* **REQUEST**:
Which lines hold the word "consectetur"? Copy each of them from the material.

* **INFORMATION SUPPLIED**:
━━━━━━

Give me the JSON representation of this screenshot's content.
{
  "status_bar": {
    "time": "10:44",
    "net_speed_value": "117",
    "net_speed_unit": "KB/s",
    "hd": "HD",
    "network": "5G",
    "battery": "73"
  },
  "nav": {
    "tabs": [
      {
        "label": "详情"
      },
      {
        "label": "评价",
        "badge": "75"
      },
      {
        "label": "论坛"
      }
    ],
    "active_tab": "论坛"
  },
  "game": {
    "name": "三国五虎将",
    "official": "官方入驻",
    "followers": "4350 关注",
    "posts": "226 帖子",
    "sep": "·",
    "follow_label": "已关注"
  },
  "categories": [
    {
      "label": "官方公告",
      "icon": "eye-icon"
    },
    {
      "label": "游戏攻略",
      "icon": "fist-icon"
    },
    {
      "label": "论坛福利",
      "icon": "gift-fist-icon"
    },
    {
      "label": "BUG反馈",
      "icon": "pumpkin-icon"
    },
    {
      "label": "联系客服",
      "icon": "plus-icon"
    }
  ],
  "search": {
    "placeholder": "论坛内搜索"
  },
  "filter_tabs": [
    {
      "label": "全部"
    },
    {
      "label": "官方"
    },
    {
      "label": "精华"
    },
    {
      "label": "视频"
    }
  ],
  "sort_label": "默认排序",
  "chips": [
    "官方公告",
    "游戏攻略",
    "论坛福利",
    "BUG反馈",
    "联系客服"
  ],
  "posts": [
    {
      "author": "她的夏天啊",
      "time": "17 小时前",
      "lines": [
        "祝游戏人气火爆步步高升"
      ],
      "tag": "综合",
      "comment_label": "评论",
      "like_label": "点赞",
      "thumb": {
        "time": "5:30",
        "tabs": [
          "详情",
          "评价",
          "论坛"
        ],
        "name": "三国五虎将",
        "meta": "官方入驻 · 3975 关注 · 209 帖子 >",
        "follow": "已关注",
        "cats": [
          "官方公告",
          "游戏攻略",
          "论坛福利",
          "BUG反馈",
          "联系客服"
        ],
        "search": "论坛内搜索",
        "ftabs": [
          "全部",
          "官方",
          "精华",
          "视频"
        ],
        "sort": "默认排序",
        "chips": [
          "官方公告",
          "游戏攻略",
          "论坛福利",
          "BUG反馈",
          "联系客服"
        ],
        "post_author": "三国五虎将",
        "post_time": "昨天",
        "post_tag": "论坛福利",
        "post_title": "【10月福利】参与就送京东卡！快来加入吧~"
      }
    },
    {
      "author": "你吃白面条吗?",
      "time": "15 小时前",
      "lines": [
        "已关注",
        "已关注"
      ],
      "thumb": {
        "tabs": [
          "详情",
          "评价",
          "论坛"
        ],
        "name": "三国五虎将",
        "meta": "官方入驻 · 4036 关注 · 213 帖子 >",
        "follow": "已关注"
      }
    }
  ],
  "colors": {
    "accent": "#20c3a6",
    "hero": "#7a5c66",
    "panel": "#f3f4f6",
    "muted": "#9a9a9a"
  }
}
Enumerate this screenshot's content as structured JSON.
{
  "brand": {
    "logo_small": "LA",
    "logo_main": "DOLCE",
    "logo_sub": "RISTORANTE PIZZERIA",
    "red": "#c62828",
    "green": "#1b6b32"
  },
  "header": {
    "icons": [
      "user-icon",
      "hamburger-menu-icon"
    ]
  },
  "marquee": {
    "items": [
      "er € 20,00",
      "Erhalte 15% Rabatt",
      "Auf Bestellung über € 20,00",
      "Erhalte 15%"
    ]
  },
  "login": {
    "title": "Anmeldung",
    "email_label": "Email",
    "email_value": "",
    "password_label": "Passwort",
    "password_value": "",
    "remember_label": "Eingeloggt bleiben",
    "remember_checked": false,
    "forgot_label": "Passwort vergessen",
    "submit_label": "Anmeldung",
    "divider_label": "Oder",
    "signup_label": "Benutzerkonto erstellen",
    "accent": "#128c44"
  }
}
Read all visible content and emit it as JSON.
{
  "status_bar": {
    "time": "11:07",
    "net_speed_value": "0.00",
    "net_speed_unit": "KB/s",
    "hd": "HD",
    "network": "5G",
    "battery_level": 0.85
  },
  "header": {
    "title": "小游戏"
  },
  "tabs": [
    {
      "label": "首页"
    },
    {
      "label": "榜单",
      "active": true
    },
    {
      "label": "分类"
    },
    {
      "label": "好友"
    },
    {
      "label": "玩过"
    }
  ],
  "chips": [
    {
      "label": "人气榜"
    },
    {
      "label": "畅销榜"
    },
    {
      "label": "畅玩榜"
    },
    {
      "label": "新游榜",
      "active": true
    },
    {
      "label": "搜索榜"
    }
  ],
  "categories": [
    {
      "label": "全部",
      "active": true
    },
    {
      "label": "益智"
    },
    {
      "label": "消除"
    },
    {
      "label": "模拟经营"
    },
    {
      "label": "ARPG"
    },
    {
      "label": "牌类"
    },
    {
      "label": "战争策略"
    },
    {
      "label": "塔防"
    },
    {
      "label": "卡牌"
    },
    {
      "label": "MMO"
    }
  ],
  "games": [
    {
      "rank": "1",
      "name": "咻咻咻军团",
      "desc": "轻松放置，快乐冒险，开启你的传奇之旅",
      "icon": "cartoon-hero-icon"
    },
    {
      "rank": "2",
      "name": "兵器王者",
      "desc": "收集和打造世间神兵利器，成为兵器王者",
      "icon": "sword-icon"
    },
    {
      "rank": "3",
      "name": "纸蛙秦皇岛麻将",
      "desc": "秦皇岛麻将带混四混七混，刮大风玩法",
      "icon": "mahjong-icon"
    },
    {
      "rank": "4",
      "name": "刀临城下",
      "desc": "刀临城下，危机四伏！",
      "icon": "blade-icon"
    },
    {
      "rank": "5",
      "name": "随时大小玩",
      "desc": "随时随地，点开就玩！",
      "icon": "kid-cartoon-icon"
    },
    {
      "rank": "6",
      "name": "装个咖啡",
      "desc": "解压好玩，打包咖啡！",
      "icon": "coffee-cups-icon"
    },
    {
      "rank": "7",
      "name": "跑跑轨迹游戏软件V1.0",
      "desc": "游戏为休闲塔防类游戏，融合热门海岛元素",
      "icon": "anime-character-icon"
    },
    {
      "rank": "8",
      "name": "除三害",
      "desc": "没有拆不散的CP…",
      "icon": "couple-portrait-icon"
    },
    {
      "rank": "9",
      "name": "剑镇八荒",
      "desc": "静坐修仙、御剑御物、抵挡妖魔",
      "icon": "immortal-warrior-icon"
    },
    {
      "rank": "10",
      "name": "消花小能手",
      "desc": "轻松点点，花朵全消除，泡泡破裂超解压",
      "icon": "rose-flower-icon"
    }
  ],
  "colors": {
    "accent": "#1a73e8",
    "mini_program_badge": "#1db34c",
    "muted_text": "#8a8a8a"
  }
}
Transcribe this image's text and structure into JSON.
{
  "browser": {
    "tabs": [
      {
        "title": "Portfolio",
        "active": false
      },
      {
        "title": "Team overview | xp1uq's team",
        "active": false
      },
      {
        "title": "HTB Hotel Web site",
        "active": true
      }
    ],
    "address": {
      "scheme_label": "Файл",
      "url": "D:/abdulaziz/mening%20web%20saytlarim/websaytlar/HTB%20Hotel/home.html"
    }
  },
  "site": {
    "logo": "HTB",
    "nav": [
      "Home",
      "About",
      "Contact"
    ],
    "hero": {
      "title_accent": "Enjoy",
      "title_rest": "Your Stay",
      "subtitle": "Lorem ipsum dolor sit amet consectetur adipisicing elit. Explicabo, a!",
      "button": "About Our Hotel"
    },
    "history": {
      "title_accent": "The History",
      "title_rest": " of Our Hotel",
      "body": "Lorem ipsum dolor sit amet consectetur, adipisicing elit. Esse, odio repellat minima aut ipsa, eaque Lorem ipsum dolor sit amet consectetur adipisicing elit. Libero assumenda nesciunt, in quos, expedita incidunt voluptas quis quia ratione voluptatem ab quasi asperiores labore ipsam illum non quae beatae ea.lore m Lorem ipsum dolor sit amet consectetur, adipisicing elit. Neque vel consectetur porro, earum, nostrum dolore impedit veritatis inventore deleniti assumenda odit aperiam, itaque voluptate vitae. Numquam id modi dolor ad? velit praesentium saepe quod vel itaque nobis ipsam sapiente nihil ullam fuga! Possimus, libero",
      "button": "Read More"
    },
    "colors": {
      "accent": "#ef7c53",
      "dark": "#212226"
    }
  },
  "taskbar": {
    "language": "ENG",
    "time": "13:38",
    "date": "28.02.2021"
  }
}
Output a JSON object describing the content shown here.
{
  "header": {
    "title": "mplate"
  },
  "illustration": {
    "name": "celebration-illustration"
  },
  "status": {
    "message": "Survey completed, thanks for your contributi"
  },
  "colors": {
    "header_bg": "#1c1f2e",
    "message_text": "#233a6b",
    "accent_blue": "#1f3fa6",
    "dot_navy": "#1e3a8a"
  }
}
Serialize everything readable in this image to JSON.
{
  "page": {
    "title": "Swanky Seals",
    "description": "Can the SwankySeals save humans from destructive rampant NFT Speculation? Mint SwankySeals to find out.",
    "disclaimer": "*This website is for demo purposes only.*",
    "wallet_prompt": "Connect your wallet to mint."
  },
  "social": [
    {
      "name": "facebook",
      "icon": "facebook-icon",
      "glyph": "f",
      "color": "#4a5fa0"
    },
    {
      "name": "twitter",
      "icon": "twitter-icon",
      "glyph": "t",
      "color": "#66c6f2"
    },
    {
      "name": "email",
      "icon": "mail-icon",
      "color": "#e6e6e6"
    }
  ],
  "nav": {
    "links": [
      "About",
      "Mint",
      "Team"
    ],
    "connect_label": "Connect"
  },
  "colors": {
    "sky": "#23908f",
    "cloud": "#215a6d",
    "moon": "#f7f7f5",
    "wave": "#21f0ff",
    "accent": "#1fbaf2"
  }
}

━━━━━━

* **RESPONSE TO THE TASK**:
      "subtitle": "Lorem ipsum dolor sit amet consectetur adipisicing elit. Explicabo, a!",
      "body": "Lorem ipsum dolor sit amet consectetur, adipisicing elit. Esse, odio repellat minima aut ipsa, eaque Lorem ipsum dolor sit amet consectetur adipisicing elit. Libero assumenda nesciunt, in quos, expedita incidunt voluptas quis quia ratione voluptatem ab quasi asperiores labore ipsam illum non quae beatae ea.lore m Lorem ipsum dolor sit amet consectetur, adipisicing elit. Neque vel consectetur porro, earum, nostrum dolore impedit veritatis inventore deleniti assumenda odit aperiam, itaque voluptate vitae. Numquam id modi dolor ad? velit praesentium saepe quod vel itaque nobis ipsam sapiente nihil ullam fuga! Possimus, libero",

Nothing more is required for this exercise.